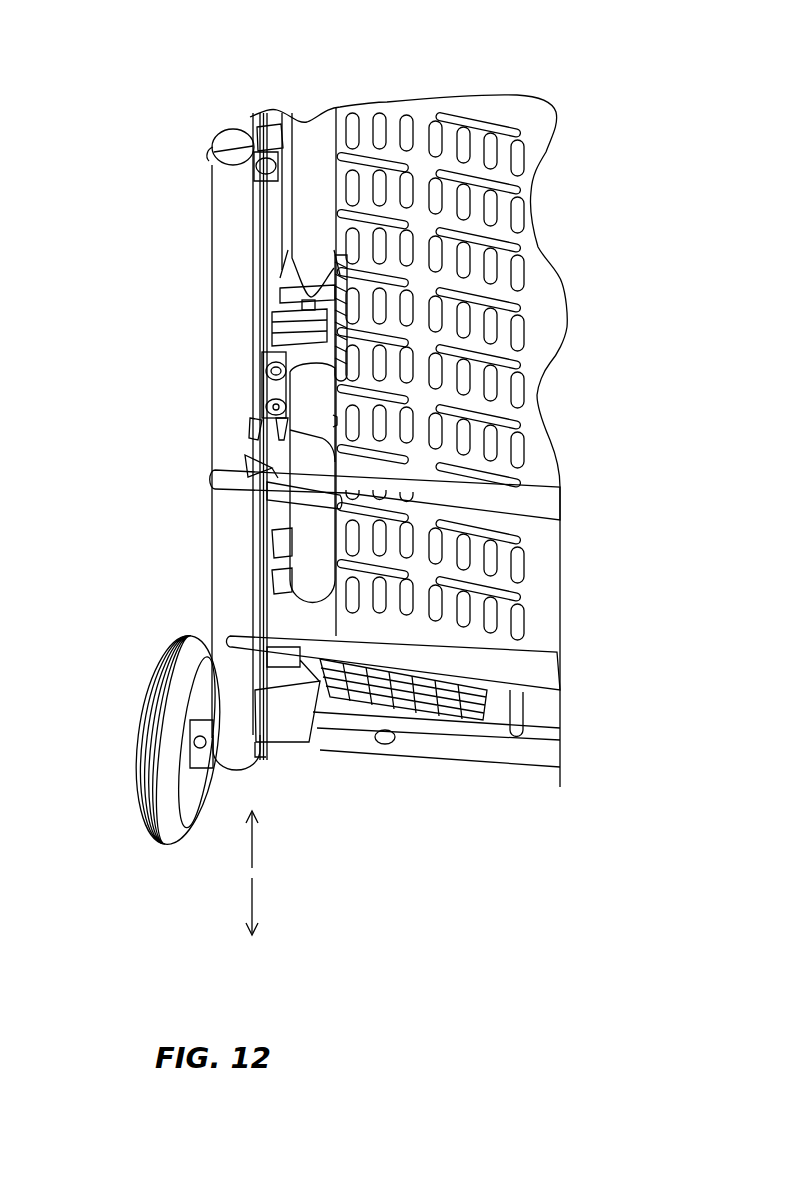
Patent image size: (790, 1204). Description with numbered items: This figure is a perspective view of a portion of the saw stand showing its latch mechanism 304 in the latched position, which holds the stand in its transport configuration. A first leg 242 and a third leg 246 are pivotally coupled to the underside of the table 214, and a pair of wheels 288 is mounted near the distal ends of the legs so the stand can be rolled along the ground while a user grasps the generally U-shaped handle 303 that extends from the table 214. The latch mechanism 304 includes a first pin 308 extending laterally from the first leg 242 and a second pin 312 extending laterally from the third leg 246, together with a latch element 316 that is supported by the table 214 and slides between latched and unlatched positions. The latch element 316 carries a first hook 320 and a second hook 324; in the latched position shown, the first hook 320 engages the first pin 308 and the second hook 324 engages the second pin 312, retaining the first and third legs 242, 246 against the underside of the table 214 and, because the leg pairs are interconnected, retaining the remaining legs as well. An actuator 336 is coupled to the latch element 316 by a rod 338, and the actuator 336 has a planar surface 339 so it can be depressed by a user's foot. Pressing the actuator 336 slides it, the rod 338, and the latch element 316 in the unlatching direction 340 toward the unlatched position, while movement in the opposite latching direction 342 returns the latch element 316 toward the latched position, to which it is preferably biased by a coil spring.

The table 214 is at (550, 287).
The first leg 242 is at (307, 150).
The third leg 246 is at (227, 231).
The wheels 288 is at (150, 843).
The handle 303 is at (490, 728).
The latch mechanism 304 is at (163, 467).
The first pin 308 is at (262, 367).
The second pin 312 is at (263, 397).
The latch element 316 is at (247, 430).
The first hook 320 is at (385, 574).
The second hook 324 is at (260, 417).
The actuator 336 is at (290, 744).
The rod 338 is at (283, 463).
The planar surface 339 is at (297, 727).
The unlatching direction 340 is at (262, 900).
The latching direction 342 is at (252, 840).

□ □ □

▸ **Aim of the task**
Reproduce all of the data above with "coil spring" changed to "torsion spring" and every other part left as it is. Leave out the pictures.

▸ **Result below**
Patent image size: (790, 1204). Description with numbered items: This figure is a perspective view of a portion of the saw stand showing its latch mechanism 304 in the latched position, which holds the stand in its transport configuration. A first leg 242 and a third leg 246 are pivotally coupled to the underside of the table 214, and a pair of wheels 288 is mounted near the distal ends of the legs so the stand can be rolled along the ground while a user grasps the generally U-shaped handle 303 that extends from the table 214. The latch mechanism 304 includes a first pin 308 extending laterally from the first leg 242 and a second pin 312 extending laterally from the third leg 246, together with a latch element 316 that is supported by the table 214 and slides between latched and unlatched positions. The latch element 316 carries a first hook 320 and a second hook 324; in the latched position shown, the first hook 320 engages the first pin 308 and the second hook 324 engages the second pin 312, retaining the first and third legs 242, 246 against the underside of the table 214 and, because the leg pairs are interconnected, retaining the remaining legs as well. An actuator 336 is coupled to the latch element 316 by a rod 338, and the actuator 336 has a planar surface 339 so it can be depressed by a user's foot. Pressing the actuator 336 slides it, the rod 338, and the latch element 316 in the unlatching direction 340 toward the unlatched position, while movement in the opposite latching direction 342 returns the latch element 316 toward the latched position, to which it is preferably biased by a torsion spring.

The table 214 is at (550, 287).
The first leg 242 is at (307, 150).
The third leg 246 is at (227, 231).
The wheels 288 is at (150, 843).
The handle 303 is at (490, 728).
The latch mechanism 304 is at (163, 467).
The first pin 308 is at (262, 367).
The second pin 312 is at (263, 397).
The latch element 316 is at (247, 430).
The first hook 320 is at (385, 574).
The second hook 324 is at (260, 417).
The actuator 336 is at (290, 744).
The rod 338 is at (283, 463).
The planar surface 339 is at (297, 727).
The unlatching direction 340 is at (262, 900).
The latching direction 342 is at (252, 840).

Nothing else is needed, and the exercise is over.